EXERCISE REQUIREMENTS
Format the lines below as a JSON list of strings, one string per line, leaving out any blank lines.

DATA FOR THIS EXERCISE

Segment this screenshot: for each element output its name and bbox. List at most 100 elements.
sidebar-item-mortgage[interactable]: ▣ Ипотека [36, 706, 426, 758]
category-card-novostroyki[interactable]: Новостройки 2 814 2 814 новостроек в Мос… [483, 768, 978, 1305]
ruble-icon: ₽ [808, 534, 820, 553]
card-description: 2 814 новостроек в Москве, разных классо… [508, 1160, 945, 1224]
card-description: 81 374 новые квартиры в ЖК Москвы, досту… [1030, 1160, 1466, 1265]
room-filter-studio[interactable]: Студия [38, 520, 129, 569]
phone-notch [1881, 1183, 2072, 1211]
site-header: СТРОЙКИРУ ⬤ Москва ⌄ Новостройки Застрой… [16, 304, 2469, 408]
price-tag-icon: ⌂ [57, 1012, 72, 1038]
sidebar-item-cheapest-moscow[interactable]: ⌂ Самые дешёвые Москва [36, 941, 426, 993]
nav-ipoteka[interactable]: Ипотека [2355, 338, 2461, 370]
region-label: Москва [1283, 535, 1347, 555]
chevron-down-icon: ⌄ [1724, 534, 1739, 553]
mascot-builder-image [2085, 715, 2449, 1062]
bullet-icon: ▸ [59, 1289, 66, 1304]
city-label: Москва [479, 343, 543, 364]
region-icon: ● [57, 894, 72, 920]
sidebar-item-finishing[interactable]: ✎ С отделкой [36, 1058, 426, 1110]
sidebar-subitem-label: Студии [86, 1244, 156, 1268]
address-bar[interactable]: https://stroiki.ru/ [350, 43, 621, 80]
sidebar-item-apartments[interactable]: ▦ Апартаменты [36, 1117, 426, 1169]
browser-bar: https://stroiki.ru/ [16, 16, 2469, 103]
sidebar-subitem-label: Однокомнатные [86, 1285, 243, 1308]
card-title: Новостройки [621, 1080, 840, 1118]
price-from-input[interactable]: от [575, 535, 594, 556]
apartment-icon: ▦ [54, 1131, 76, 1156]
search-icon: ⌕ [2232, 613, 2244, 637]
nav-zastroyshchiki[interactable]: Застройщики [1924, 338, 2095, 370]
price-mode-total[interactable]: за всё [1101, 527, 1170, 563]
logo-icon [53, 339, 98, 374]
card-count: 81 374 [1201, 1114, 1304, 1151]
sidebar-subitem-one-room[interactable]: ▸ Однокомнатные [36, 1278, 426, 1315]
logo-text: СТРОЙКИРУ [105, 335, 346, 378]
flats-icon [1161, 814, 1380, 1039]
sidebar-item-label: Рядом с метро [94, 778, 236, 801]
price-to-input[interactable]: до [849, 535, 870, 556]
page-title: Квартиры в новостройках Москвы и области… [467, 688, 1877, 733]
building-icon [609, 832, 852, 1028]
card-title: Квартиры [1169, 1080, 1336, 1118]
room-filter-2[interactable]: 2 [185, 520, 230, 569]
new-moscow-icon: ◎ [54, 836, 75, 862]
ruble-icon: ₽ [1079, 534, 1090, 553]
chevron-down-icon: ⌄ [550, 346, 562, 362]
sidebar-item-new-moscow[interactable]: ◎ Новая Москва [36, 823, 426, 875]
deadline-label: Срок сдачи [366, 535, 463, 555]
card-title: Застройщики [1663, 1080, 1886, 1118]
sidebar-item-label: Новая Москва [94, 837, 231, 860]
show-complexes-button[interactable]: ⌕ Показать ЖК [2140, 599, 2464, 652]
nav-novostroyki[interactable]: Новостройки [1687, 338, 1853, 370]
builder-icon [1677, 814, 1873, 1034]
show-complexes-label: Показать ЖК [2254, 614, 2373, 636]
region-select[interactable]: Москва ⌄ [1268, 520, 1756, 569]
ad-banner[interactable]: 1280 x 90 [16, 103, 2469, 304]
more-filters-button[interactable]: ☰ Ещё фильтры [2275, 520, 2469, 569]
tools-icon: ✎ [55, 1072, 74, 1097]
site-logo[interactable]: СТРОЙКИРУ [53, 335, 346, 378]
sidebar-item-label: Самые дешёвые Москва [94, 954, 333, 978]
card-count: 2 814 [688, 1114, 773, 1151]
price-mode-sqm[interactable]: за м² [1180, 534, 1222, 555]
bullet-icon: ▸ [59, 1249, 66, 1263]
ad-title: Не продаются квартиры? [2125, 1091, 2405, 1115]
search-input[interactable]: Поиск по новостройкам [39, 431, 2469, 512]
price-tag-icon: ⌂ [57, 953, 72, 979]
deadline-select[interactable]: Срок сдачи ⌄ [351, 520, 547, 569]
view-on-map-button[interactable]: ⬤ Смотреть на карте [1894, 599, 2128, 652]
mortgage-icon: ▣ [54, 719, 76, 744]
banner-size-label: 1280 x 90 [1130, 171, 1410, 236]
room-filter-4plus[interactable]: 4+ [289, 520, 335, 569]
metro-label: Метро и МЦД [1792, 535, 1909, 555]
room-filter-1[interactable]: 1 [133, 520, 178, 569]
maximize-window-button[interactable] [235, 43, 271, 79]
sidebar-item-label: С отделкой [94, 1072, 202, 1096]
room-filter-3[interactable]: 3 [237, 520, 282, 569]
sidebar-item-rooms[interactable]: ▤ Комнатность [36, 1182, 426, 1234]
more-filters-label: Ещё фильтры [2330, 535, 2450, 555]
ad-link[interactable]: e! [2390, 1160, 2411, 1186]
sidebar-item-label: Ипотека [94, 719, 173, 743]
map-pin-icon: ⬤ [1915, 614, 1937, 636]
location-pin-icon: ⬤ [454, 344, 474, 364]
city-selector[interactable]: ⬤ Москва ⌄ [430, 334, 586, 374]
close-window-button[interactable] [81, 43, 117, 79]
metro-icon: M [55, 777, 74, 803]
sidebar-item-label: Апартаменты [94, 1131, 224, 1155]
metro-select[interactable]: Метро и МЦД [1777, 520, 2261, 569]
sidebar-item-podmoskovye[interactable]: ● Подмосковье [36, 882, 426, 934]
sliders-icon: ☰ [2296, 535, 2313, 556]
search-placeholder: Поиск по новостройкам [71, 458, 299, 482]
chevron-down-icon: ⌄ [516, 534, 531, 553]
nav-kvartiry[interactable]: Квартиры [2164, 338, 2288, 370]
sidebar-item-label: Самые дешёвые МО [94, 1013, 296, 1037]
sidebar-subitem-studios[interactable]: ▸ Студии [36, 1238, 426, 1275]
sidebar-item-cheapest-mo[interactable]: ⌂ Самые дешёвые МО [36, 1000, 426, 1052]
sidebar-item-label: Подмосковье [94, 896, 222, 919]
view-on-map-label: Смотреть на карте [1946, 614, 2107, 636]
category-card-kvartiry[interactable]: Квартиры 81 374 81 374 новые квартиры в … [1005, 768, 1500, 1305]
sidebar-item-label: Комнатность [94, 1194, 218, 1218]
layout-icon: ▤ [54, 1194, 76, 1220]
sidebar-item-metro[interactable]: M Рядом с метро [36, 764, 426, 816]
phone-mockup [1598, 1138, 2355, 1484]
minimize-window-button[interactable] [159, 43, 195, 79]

TASK RESULT
[
  "Segment this screenshot: for each element output its name and bbox. List at most 100 elements.",
  "sidebar-item-mortgage[interactable]: ▣ Ипотека [36, 706, 426, 758]",
  "category-card-novostroyki[interactable]: Новостройки 2 814 2 814 новостроек в Мос… [483, 768, 978, 1305]",
  "ruble-icon: ₽ [808, 534, 820, 553]",
  "card-description: 2 814 новостроек в Москве, разных классо… [508, 1160, 945, 1224]",
  "card-description: 81 374 новые квартиры в ЖК Москвы, досту… [1030, 1160, 1466, 1265]",
  "room-filter-studio[interactable]: Студия [38, 520, 129, 569]",
  "phone-notch [1881, 1183, 2072, 1211]",
  "site-header: СТРОЙКИРУ ⬤ Москва ⌄ Новостройки Застрой… [16, 304, 2469, 408]",
  "price-tag-icon: ⌂ [57, 1012, 72, 1038]",
  "sidebar-item-cheapest-moscow[interactable]: ⌂ Самые дешёвые Москва [36, 941, 426, 993]",
  "nav-ipoteka[interactable]: Ипотека [2355, 338, 2461, 370]",
  "region-label: Москва [1283, 535, 1347, 555]",
  "chevron-down-icon: ⌄ [1724, 534, 1739, 553]",
  "mascot-builder-image [2085, 715, 2449, 1062]",
  "bullet-icon: ▸ [59, 1289, 66, 1304]",
  "city-label: Москва [479, 343, 543, 364]",
  "region-icon: ● [57, 894, 72, 920]",
  "sidebar-item-finishing[interactable]: ✎ С отделкой [36, 1058, 426, 1110]",
  "sidebar-subitem-label: Студии [86, 1244, 156, 1268]",
  "address-bar[interactable]: https://stroiki.ru/ [350, 43, 621, 80]",
  "sidebar-item-apartments[interactable]: ▦ Апартаменты [36, 1117, 426, 1169]",
  "browser-bar: https://stroiki.ru/ [16, 16, 2469, 103]",
  "sidebar-subitem-label: Однокомнатные [86, 1285, 243, 1308]",
  "card-title: Новостройки [621, 1080, 840, 1118]",
  "price-from-input[interactable]: от [575, 535, 594, 556]",
  "apartment-icon: ▦ [54, 1131, 76, 1156]",
  "search-icon: ⌕ [2232, 613, 2244, 637]",
  "nav-zastroyshchiki[interactable]: Застройщики [1924, 338, 2095, 370]",
  "price-mode-total[interactable]: за всё [1101, 527, 1170, 563]",
  "logo-icon [53, 339, 98, 374]",
  "card-count: 81 374 [1201, 1114, 1304, 1151]",
  "sidebar-subitem-one-room[interactable]: ▸ Однокомнатные [36, 1278, 426, 1315]",
  "logo-text: СТРОЙКИРУ [105, 335, 346, 378]",
  "flats-icon [1161, 814, 1380, 1039]",
  "sidebar-item-label: Рядом с метро [94, 778, 236, 801]",
  "price-to-input[interactable]: до [849, 535, 870, 556]",
  "page-title: Квартиры в новостройках Москвы и области… [467, 688, 1877, 733]",
  "building-icon [609, 832, 852, 1028]",
  "card-title: Квартиры [1169, 1080, 1336, 1118]",
  "room-filter-2[interactable]: 2 [185, 520, 230, 569]",
  "new-moscow-icon: ◎ [54, 836, 75, 862]",
  "ruble-icon: ₽ [1079, 534, 1090, 553]",
  "chevron-down-icon: ⌄ [550, 346, 562, 362]",
  "sidebar-item-new-moscow[interactable]: ◎ Новая Москва [36, 823, 426, 875]",
  "deadline-label: Срок сдачи [366, 535, 463, 555]",
  "card-title: Застройщики [1663, 1080, 1886, 1118]",
  "sidebar-item-label: Новая Москва [94, 837, 231, 860]",
  "show-complexes-button[interactable]: ⌕ Показать ЖК [2140, 599, 2464, 652]",
  "nav-novostroyki[interactable]: Новостройки [1687, 338, 1853, 370]",
  "builder-icon [1677, 814, 1873, 1034]",
  "show-complexes-label: Показать ЖК [2254, 614, 2373, 636]",
  "region-select[interactable]: Москва ⌄ [1268, 520, 1756, 569]",
  "ad-banner[interactable]: 1280 x 90 [16, 103, 2469, 304]",
  "more-filters-button[interactable]: ☰ Ещё фильтры [2275, 520, 2469, 569]",
  "tools-icon: ✎ [55, 1072, 74, 1097]",
  "site-logo[interactable]: СТРОЙКИРУ [53, 335, 346, 378]",
  "sidebar-item-label: Самые дешёвые Москва [94, 954, 333, 978]",
  "card-count: 2 814 [688, 1114, 773, 1151]",
  "price-mode-sqm[interactable]: за м² [1180, 534, 1222, 555]",
  "bullet-icon: ▸ [59, 1249, 66, 1263]",
  "ad-title: Не продаются квартиры? [2125, 1091, 2405, 1115]",
  "search-input[interactable]: Поиск по новостройкам [39, 431, 2469, 512]",
  "price-tag-icon: ⌂ [57, 953, 72, 979]",
  "deadline-select[interactable]: Срок сдачи ⌄ [351, 520, 547, 569]",
  "view-on-map-button[interactable]: ⬤ Смотреть на карте [1894, 599, 2128, 652]",
  "mortgage-icon: ▣ [54, 719, 76, 744]",
  "banner-size-label: 1280 x 90 [1130, 171, 1410, 236]",
  "room-filter-4plus[interactable]: 4+ [289, 520, 335, 569]",
  "metro-label: Метро и МЦД [1792, 535, 1909, 555]",
  "room-filter-1[interactable]: 1 [133, 520, 178, 569]",
  "maximize-window-button[interactable] [235, 43, 271, 79]",
  "sidebar-item-label: С отделкой [94, 1072, 202, 1096]",
  "room-filter-3[interactable]: 3 [237, 520, 282, 569]",
  "sidebar-item-rooms[interactable]: ▤ Комнатность [36, 1182, 426, 1234]",
  "more-filters-label: Ещё фильтры [2330, 535, 2450, 555]",
  "ad-link[interactable]: e! [2390, 1160, 2411, 1186]",
  "sidebar-item-label: Ипотека [94, 719, 173, 743]",
  "map-pin-icon: ⬤ [1915, 614, 1937, 636]",
  "location-pin-icon: ⬤ [454, 344, 474, 364]",
  "city-selector[interactable]: ⬤ Москва ⌄ [430, 334, 586, 374]",
  "close-window-button[interactable] [81, 43, 117, 79]",
  "metro-icon: M [55, 777, 74, 803]",
  "sidebar-item-label: Апартаменты [94, 1131, 224, 1155]",
  "metro-select[interactable]: Метро и МЦД [1777, 520, 2261, 569]",
  "sidebar-item-podmoskovye[interactable]: ● Подмосковье [36, 882, 426, 934]",
  "sliders-icon: ☰ [2296, 535, 2313, 556]",
  "search-placeholder: Поиск по новостройкам [71, 458, 299, 482]",
  "chevron-down-icon: ⌄ [516, 534, 531, 553]",
  "nav-kvartiry[interactable]: Квартиры [2164, 338, 2288, 370]",
  "sidebar-item-label: Самые дешёвые МО [94, 1013, 296, 1037]",
  "sidebar-subitem-studios[interactable]: ▸ Студии [36, 1238, 426, 1275]",
  "sidebar-item-cheapest-mo[interactable]: ⌂ Самые дешёвые МО [36, 1000, 426, 1052]",
  "sidebar-item-label: Подмосковье [94, 896, 222, 919]",
  "view-on-map-label: Смотреть на карте [1946, 614, 2107, 636]",
  "category-card-kvartiry[interactable]: Квартиры 81 374 81 374 новые квартиры в … [1005, 768, 1500, 1305]",
  "sidebar-item-label: Комнатность [94, 1194, 218, 1218]",
  "layout-icon: ▤ [54, 1194, 76, 1220]",
  "sidebar-item-metro[interactable]: M Рядом с метро [36, 764, 426, 816]",
  "phone-mockup [1598, 1138, 2355, 1484]",
  "minimize-window-button[interactable] [159, 43, 195, 79]"
]